What is required: Write out each line beneath this one exactly as it reads.

Given records:
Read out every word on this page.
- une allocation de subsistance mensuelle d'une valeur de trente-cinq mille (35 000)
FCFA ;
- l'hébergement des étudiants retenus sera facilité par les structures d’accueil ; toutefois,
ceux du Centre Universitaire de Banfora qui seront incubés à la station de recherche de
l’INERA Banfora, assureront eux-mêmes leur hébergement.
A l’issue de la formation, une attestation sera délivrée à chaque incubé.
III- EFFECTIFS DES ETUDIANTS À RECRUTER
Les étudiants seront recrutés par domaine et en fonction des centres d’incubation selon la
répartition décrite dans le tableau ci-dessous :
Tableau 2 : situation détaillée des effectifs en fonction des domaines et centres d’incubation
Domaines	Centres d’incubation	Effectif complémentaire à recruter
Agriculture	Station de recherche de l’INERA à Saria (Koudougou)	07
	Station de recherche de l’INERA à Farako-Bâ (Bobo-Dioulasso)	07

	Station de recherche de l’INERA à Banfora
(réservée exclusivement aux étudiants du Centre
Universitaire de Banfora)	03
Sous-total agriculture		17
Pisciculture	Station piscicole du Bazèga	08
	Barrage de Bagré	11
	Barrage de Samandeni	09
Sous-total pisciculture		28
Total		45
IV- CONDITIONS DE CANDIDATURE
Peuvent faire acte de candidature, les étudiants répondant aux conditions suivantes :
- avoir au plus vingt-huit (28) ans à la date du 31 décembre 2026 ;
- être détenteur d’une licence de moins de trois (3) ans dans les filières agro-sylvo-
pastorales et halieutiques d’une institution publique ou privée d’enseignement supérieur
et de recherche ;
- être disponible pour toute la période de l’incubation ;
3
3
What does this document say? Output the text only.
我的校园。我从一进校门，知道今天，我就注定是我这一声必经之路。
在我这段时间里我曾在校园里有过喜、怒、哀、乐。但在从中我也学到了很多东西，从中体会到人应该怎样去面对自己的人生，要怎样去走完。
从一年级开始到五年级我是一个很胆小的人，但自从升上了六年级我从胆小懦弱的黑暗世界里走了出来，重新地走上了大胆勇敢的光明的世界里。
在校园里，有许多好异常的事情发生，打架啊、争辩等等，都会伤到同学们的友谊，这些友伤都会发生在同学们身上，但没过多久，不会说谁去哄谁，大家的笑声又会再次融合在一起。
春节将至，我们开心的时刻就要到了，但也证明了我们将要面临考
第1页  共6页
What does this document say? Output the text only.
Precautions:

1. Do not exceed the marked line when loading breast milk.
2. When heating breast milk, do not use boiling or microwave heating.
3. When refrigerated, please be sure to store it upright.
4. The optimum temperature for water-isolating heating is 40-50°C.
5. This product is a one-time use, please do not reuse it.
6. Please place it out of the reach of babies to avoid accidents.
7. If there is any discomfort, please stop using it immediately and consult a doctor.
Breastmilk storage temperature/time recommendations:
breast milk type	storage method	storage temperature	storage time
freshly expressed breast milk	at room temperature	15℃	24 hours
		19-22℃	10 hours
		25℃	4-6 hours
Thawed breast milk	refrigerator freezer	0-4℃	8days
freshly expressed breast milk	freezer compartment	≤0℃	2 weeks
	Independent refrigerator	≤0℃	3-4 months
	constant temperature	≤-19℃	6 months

Output for this exercise:
Read out every word on this page.
- une allocation de subsistance mensuelle d'une valeur de trente-cinq mille (35 000)
FCFA ;
- l'hébergement des étudiants retenus sera facilité par les structures d’accueil ; toutefois,
ceux du Centre Universitaire de Banfora qui seront incubés à la station de recherche de
l’INERA Banfora, assureront eux-mêmes leur hébergement.
A l’issue de la formation, une attestation sera délivrée à chaque incubé.
III- EFFECTIFS DES ETUDIANTS À RECRUTER
Les étudiants seront recrutés par domaine et en fonction des centres d’incubation selon la
répartition décrite dans le tableau ci-dessous :
Tableau 2 : situation détaillée des effectifs en fonction des domaines et centres d’incubation
Domaines	Centres d’incubation	Effectif complémentaire à recruter
Agriculture	Station de recherche de l’INERA à Saria (Koudougou)	07
	Station de recherche de l’INERA à Farako-Bâ (Bobo-Dioulasso)	07

	Station de recherche de l’INERA à Banfora
(réservée exclusivement aux étudiants du Centre
Universitaire de Banfora)	03
Sous-total agriculture		17
Pisciculture	Station piscicole du Bazèga	08
	Barrage de Bagré	11
	Barrage de Samandeni	09
Sous-total pisciculture		28
Total		45
IV- CONDITIONS DE CANDIDATURE
Peuvent faire acte de candidature, les étudiants répondant aux conditions suivantes :
- avoir au plus vingt-huit (28) ans à la date du 31 décembre 2026 ;
- être détenteur d’une licence de moins de trois (3) ans dans les filières agro-sylvo-
pastorales et halieutiques d’une institution publique ou privée d’enseignement supérieur
et de recherche ;
- être disponible pour toute la période de l’incubation ;
3
3
What does this document say? Output the text only.
我的校园。我从一进校门，知道今天，我就注定是我这一声必经之路。
在我这段时间里我曾在校园里有过喜、怒、哀、乐。但在从中我也学到了很多东西，从中体会到人应该怎样去面对自己的人生，要怎样去走完。
从一年级开始到五年级我是一个很胆小的人，但自从升上了六年级我从胆小懦弱的黑暗世界里走了出来，重新地走上了大胆勇敢的光明的世界里。
在校园里，有许多好异常的事情发生，打架啊、争辩等等，都会伤到同学们的友谊，这些友伤都会发生在同学们身上，但没过多久，不会说谁去哄谁，大家的笑声又会再次融合在一起。
春节将至，我们开心的时刻就要到了，但也证明了我们将要面临考
第1页  共6页
What does this document say? Output the text only.
Precautions:

1. Do not exceed the marked line when loading breast milk.
2. When heating breast milk, do not use boiling or microwave heating.
3. When refrigerated, please be sure to store it upright.
4. The optimum temperature for water-isolating heating is 40-50°C.
5. This product is a one-time use, please do not reuse it.
6. Please place it out of the reach of babies to avoid accidents.
7. If there is any discomfort, please stop using it immediately and consult a doctor.
Breastmilk storage temperature/time recommendations:
breast milk type	storage method	storage temperature	storage time
freshly expressed breast milk	at room temperature	15℃	24 hours
		19-22℃	10 hours
		25℃	4-6 hours
Thawed breast milk	refrigerator freezer	0-4℃	8days
freshly expressed breast milk	freezer compartment	≤0℃	2 weeks
	Independent refrigerator	≤0℃	3-4 months
	constant temperature	≤-19℃	6 months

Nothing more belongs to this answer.